**Problem description:** Find each line with the word "딱새우회" and copy it.

····················

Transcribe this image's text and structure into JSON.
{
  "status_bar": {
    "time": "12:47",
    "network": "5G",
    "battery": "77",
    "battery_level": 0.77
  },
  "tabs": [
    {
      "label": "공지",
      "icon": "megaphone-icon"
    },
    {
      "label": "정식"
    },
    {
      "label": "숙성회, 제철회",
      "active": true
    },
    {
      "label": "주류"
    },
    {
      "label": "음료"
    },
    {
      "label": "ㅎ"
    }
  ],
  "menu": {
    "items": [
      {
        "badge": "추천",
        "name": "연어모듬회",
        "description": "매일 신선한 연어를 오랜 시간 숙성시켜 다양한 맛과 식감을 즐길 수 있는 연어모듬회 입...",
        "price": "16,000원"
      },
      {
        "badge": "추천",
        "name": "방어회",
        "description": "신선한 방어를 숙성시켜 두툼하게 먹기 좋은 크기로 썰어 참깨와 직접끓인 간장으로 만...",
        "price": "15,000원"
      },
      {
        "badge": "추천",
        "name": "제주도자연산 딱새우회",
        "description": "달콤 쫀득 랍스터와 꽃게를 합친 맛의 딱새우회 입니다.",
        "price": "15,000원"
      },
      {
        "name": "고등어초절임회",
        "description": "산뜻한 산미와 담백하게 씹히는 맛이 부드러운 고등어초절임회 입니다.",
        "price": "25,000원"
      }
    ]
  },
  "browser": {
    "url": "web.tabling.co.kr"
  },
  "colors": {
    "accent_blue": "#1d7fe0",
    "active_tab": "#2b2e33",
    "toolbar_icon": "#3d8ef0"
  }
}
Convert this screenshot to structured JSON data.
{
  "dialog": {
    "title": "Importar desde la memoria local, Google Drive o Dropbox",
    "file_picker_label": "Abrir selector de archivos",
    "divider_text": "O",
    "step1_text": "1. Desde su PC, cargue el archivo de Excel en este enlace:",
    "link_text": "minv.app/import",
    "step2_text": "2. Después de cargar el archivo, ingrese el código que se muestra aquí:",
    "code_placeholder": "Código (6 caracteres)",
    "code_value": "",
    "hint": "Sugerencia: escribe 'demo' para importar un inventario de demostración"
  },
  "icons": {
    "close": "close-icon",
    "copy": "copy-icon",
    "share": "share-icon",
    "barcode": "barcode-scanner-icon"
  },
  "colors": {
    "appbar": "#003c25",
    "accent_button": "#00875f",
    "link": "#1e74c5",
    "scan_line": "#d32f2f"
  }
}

····················

**Correct answer:**
        "name": "제주도자연산 딱새우회",
        "description": "달콤 쫀득 랍스터와 꽃게를 합친 맛의 딱새우회 입니다.",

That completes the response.